### EXERCISE OBJECTIVE
Copy the lines below word for word, leaving out the pictures.

▬▬▬▬▬▬▬▬▬▬

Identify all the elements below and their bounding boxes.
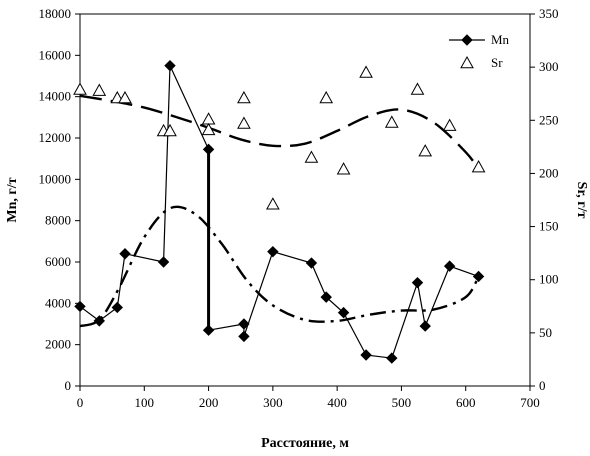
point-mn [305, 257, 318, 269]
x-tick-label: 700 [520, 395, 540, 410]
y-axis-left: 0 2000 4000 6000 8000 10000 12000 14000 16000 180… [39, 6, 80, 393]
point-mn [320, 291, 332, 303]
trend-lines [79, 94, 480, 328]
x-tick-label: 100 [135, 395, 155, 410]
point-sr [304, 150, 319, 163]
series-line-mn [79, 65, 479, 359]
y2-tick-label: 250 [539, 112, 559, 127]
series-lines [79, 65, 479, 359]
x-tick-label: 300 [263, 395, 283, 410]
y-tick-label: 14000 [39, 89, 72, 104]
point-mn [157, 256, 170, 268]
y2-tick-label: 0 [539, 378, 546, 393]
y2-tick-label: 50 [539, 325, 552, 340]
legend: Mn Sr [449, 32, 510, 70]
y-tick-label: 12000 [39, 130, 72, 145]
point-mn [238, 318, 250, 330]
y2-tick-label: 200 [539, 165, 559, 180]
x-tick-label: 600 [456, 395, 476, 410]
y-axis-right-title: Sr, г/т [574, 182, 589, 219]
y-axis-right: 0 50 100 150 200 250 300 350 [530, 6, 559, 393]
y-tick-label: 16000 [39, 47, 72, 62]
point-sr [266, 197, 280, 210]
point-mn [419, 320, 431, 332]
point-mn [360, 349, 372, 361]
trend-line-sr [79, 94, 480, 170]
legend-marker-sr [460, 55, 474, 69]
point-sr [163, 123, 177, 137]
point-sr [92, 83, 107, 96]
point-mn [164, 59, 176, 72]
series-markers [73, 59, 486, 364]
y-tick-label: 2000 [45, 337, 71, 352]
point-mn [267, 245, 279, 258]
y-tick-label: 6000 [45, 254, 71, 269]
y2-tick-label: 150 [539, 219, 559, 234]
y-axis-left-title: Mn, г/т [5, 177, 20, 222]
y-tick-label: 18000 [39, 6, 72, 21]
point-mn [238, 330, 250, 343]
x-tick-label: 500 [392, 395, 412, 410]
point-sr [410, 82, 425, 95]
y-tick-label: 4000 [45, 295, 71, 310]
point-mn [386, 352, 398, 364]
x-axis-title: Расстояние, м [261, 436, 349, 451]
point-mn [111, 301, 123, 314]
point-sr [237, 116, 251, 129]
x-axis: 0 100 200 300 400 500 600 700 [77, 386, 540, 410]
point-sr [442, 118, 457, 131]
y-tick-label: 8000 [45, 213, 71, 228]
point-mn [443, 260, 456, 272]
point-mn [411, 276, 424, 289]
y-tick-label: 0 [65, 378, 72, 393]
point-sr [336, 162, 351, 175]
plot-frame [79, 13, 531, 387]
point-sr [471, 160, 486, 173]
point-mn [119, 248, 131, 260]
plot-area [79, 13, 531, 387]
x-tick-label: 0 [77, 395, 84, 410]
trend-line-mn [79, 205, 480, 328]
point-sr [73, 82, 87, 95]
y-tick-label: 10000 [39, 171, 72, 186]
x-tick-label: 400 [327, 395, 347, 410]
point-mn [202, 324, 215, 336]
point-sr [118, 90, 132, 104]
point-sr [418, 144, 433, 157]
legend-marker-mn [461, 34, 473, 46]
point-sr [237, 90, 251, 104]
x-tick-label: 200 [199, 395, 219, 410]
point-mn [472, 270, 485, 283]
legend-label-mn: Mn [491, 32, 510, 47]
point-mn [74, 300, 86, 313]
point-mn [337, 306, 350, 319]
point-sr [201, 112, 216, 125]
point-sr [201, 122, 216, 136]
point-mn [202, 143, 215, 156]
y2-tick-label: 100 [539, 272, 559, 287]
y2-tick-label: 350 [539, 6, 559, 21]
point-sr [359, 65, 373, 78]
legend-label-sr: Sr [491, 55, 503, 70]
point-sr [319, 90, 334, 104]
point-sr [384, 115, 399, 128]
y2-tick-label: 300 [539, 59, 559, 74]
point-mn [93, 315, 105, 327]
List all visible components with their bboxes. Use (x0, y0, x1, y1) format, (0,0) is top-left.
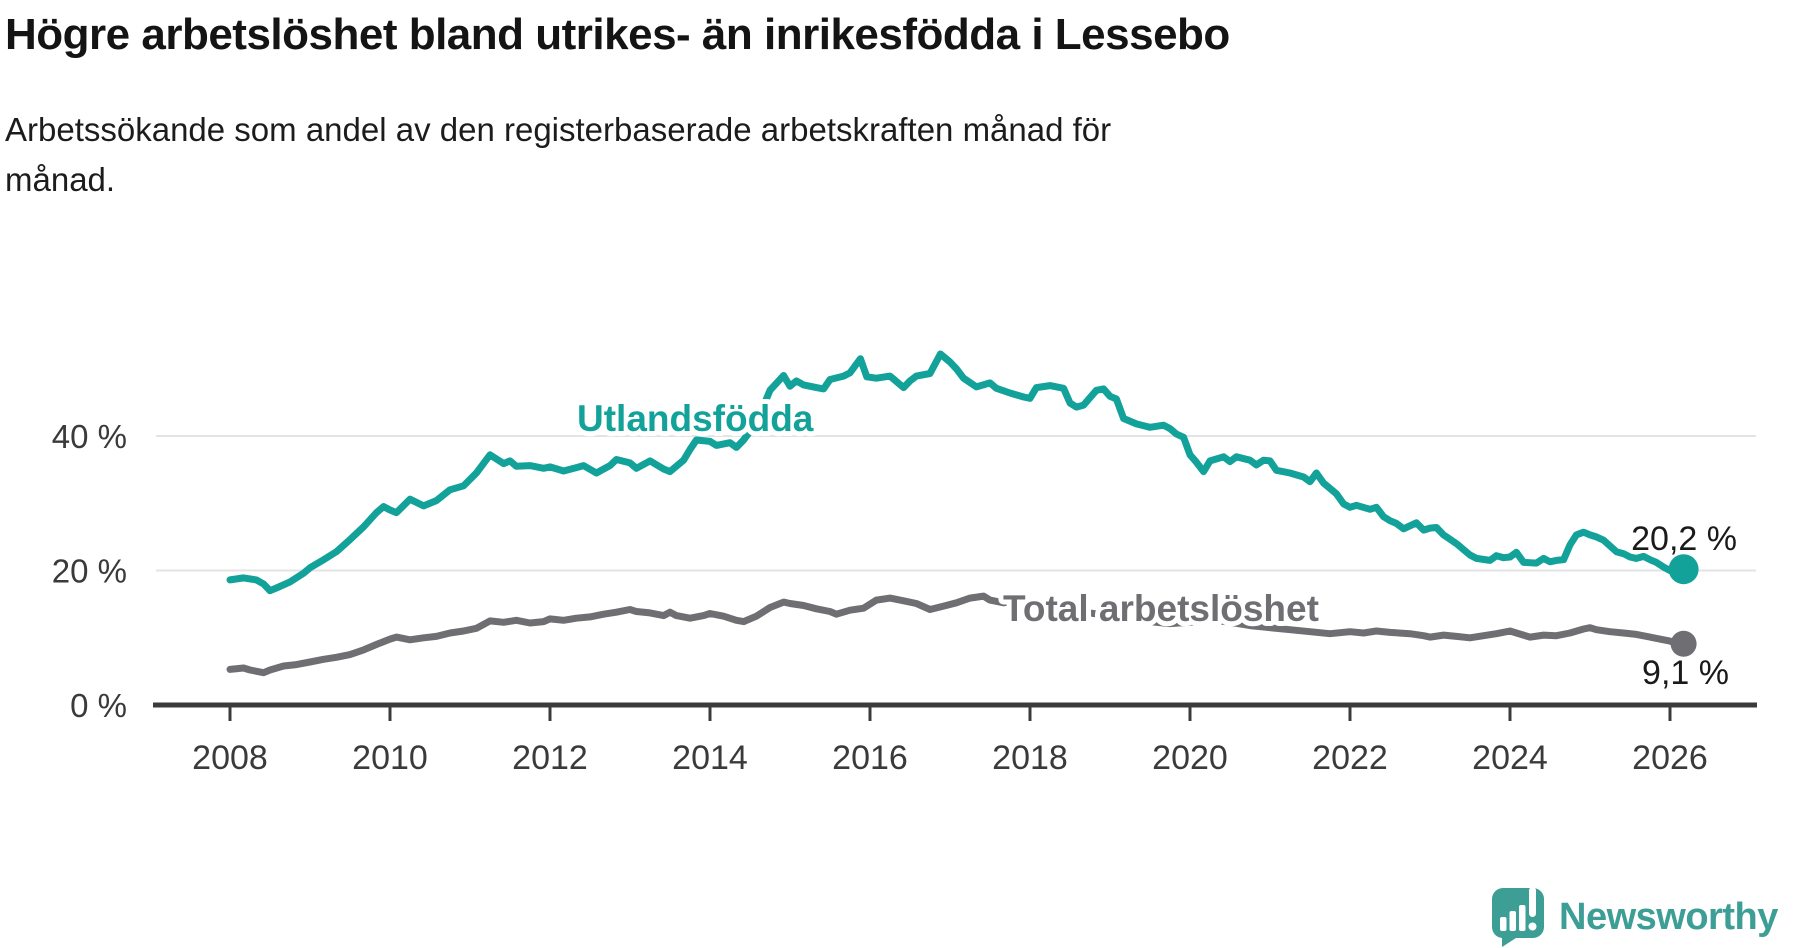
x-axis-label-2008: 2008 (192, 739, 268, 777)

▬▬▬▬▬▬▬▬▬▬

### EXERCISE ANSWER
Identify all the elements below and their bounding boxes.
point-mn [305, 257, 318, 269]
x-tick-label: 700 [520, 395, 540, 410]
y-axis-left: 0 2000 4000 6000 8000 10000 12000 14000 16000 180… [39, 6, 80, 393]
point-mn [320, 291, 332, 303]
trend-lines [79, 94, 480, 328]
x-tick-label: 100 [135, 395, 155, 410]
point-sr [304, 150, 319, 163]
series-line-mn [79, 65, 479, 359]
y2-tick-label: 250 [539, 112, 559, 127]
series-lines [79, 65, 479, 359]
x-tick-label: 300 [263, 395, 283, 410]
y-tick-label: 14000 [39, 89, 72, 104]
point-mn [157, 256, 170, 268]
y2-tick-label: 0 [539, 378, 546, 393]
y2-tick-label: 50 [539, 325, 552, 340]
legend: Mn Sr [449, 32, 510, 70]
y-tick-label: 12000 [39, 130, 72, 145]
point-mn [238, 318, 250, 330]
y2-tick-label: 200 [539, 165, 559, 180]
x-tick-label: 600 [456, 395, 476, 410]
y-axis-right-title: Sr, г/т [574, 182, 589, 219]
y-axis-right: 0 50 100 150 200 250 300 350 [530, 6, 559, 393]
y-tick-label: 16000 [39, 47, 72, 62]
point-sr [266, 197, 280, 210]
point-mn [419, 320, 431, 332]
point-mn [360, 349, 372, 361]
trend-line-sr [79, 94, 480, 170]
legend-marker-sr [460, 55, 474, 69]
point-sr [163, 123, 177, 137]
point-sr [92, 83, 107, 96]
point-mn [164, 59, 176, 72]
series-markers [73, 59, 486, 364]
y-tick-label: 2000 [45, 337, 71, 352]
point-mn [267, 245, 279, 258]
y-tick-label: 6000 [45, 254, 71, 269]
y2-tick-label: 150 [539, 219, 559, 234]
y-axis-left-title: Mn, г/т [5, 177, 20, 222]
y-tick-label: 18000 [39, 6, 72, 21]
point-mn [238, 330, 250, 343]
x-tick-label: 500 [392, 395, 412, 410]
point-sr [410, 82, 425, 95]
y-tick-label: 4000 [45, 295, 71, 310]
point-mn [386, 352, 398, 364]
x-axis-title: Расстояние, м [261, 436, 349, 451]
point-mn [111, 301, 123, 314]
point-sr [237, 116, 251, 129]
x-axis: 0 100 200 300 400 500 600 700 [77, 386, 540, 410]
point-sr [442, 118, 457, 131]
y-tick-label: 8000 [45, 213, 71, 228]
point-mn [443, 260, 456, 272]
point-mn [411, 276, 424, 289]
y-tick-label: 0 [65, 378, 72, 393]
point-sr [336, 162, 351, 175]
plot-frame [79, 13, 531, 387]
point-sr [471, 160, 486, 173]
point-mn [119, 248, 131, 260]
plot-area [79, 13, 531, 387]
x-tick-label: 0 [77, 395, 84, 410]
trend-line-mn [79, 205, 480, 328]
point-sr [73, 82, 87, 95]
y-tick-label: 10000 [39, 171, 72, 186]
x-tick-label: 400 [327, 395, 347, 410]
point-mn [202, 324, 215, 336]
point-sr [118, 90, 132, 104]
point-sr [418, 144, 433, 157]
legend-marker-mn [461, 34, 473, 46]
point-sr [237, 90, 251, 104]
x-tick-label: 200 [199, 395, 219, 410]
point-mn [472, 270, 485, 283]
legend-label-mn: Mn [491, 32, 510, 47]
point-mn [74, 300, 86, 313]
point-mn [337, 306, 350, 319]
point-sr [201, 112, 216, 125]
point-sr [201, 122, 216, 136]
point-mn [202, 143, 215, 156]
y2-tick-label: 100 [539, 272, 559, 287]
y2-tick-label: 350 [539, 6, 559, 21]
point-sr [359, 65, 373, 78]
legend-label-sr: Sr [491, 55, 503, 70]
point-sr [319, 90, 334, 104]
point-sr [384, 115, 399, 128]
y2-tick-label: 300 [539, 59, 559, 74]
point-mn [93, 315, 105, 327]
List all visible components with their bboxes. Use (x0, y0, x1, y1) format, (0,0) is top-left.
x-axis-label-2008: 2008 (192, 739, 268, 777)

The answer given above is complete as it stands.